* begin Records supplied *

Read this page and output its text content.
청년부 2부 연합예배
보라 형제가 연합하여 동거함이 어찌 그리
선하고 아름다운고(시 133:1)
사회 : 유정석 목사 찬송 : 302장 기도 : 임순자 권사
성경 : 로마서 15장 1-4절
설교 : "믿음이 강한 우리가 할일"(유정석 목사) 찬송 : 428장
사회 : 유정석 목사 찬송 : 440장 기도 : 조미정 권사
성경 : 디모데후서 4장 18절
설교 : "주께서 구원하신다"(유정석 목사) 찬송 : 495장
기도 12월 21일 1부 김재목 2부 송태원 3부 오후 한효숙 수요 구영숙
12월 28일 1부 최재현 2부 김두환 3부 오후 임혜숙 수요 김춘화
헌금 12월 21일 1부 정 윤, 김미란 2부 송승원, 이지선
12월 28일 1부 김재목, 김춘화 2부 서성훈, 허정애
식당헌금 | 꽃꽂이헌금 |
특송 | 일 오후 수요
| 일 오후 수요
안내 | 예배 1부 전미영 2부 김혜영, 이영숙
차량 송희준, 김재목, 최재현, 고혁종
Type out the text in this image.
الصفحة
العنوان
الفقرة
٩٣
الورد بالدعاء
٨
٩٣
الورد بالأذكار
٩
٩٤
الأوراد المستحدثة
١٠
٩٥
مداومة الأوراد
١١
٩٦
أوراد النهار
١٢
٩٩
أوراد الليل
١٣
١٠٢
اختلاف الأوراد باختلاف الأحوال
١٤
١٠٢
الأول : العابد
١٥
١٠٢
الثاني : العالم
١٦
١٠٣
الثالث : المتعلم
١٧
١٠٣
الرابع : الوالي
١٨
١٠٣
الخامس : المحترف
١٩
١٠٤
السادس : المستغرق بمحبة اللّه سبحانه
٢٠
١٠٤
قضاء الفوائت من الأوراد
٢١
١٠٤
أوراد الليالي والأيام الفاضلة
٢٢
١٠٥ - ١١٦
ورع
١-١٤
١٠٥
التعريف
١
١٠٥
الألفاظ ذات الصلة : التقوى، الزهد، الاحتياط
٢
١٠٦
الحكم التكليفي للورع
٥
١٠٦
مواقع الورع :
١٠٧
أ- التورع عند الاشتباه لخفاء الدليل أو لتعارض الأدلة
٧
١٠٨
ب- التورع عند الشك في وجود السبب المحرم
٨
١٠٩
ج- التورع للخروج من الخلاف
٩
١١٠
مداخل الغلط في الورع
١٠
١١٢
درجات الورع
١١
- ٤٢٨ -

* end Records supplied *

> _Exercise_
Copy all lines from the material that contain "this".

> _Full solution_
Read this page and output its text content.
Type out the text in this image.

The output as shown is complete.